Each line below should be reproduced without any alteration.
───
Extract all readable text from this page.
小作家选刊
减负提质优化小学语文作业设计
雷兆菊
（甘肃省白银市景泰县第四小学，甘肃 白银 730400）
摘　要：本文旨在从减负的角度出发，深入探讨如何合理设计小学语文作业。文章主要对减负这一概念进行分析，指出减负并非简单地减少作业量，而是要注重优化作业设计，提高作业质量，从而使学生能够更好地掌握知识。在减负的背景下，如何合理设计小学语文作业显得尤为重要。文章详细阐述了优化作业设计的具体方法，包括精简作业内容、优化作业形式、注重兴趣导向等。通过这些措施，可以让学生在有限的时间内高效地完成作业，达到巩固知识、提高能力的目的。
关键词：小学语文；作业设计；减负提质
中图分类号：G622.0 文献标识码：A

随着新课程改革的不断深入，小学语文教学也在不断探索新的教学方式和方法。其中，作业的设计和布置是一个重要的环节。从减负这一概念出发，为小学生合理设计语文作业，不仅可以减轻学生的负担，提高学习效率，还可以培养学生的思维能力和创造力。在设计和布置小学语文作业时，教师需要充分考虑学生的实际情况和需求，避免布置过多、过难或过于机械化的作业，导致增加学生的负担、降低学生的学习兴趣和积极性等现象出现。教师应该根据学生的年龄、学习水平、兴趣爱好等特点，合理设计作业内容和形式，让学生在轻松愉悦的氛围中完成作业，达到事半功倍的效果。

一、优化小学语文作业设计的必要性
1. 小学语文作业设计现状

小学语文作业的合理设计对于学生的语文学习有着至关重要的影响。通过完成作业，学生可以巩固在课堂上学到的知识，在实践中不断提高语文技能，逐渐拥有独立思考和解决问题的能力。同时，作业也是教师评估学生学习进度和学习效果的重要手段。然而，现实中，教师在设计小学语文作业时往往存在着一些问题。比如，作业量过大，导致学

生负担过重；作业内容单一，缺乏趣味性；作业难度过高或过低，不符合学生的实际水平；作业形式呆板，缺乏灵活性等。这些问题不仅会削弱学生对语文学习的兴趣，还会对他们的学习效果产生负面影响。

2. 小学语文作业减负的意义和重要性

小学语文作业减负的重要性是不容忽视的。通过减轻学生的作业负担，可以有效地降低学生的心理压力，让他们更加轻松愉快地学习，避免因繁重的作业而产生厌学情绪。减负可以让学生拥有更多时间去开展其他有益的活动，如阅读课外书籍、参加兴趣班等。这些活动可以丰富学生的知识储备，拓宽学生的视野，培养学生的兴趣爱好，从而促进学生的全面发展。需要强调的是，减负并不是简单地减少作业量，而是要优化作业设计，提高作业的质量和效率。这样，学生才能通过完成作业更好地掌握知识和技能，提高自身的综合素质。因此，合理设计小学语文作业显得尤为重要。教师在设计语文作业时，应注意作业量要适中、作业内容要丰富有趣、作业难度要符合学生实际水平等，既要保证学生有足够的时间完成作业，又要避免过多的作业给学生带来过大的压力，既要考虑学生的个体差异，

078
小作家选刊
───
**Task output:**
Extract all readable text from this page.
小作家选刊
减负提质优化小学语文作业设计
雷兆菊
（甘肃省白银市景泰县第四小学，甘肃 白银 730400）
摘　要：本文旨在从减负的角度出发，深入探讨如何合理设计小学语文作业。文章主要对减负这一概念进行分析，指出减负并非简单地减少作业量，而是要注重优化作业设计，提高作业质量，从而使学生能够更好地掌握知识。在减负的背景下，如何合理设计小学语文作业显得尤为重要。文章详细阐述了优化作业设计的具体方法，包括精简作业内容、优化作业形式、注重兴趣导向等。通过这些措施，可以让学生在有限的时间内高效地完成作业，达到巩固知识、提高能力的目的。
关键词：小学语文；作业设计；减负提质
中图分类号：G622.0 文献标识码：A

随着新课程改革的不断深入，小学语文教学也在不断探索新的教学方式和方法。其中，作业的设计和布置是一个重要的环节。从减负这一概念出发，为小学生合理设计语文作业，不仅可以减轻学生的负担，提高学习效率，还可以培养学生的思维能力和创造力。在设计和布置小学语文作业时，教师需要充分考虑学生的实际情况和需求，避免布置过多、过难或过于机械化的作业，导致增加学生的负担、降低学生的学习兴趣和积极性等现象出现。教师应该根据学生的年龄、学习水平、兴趣爱好等特点，合理设计作业内容和形式，让学生在轻松愉悦的氛围中完成作业，达到事半功倍的效果。

一、优化小学语文作业设计的必要性
1. 小学语文作业设计现状

小学语文作业的合理设计对于学生的语文学习有着至关重要的影响。通过完成作业，学生可以巩固在课堂上学到的知识，在实践中不断提高语文技能，逐渐拥有独立思考和解决问题的能力。同时，作业也是教师评估学生学习进度和学习效果的重要手段。然而，现实中，教师在设计小学语文作业时往往存在着一些问题。比如，作业量过大，导致学

生负担过重；作业内容单一，缺乏趣味性；作业难度过高或过低，不符合学生的实际水平；作业形式呆板，缺乏灵活性等。这些问题不仅会削弱学生对语文学习的兴趣，还会对他们的学习效果产生负面影响。

2. 小学语文作业减负的意义和重要性

小学语文作业减负的重要性是不容忽视的。通过减轻学生的作业负担，可以有效地降低学生的心理压力，让他们更加轻松愉快地学习，避免因繁重的作业而产生厌学情绪。减负可以让学生拥有更多时间去开展其他有益的活动，如阅读课外书籍、参加兴趣班等。这些活动可以丰富学生的知识储备，拓宽学生的视野，培养学生的兴趣爱好，从而促进学生的全面发展。需要强调的是，减负并不是简单地减少作业量，而是要优化作业设计，提高作业的质量和效率。这样，学生才能通过完成作业更好地掌握知识和技能，提高自身的综合素质。因此，合理设计小学语文作业显得尤为重要。教师在设计语文作业时，应注意作业量要适中、作业内容要丰富有趣、作业难度要符合学生实际水平等，既要保证学生有足够的时间完成作业，又要避免过多的作业给学生带来过大的压力，既要考虑学生的个体差异，

078
小作家选刊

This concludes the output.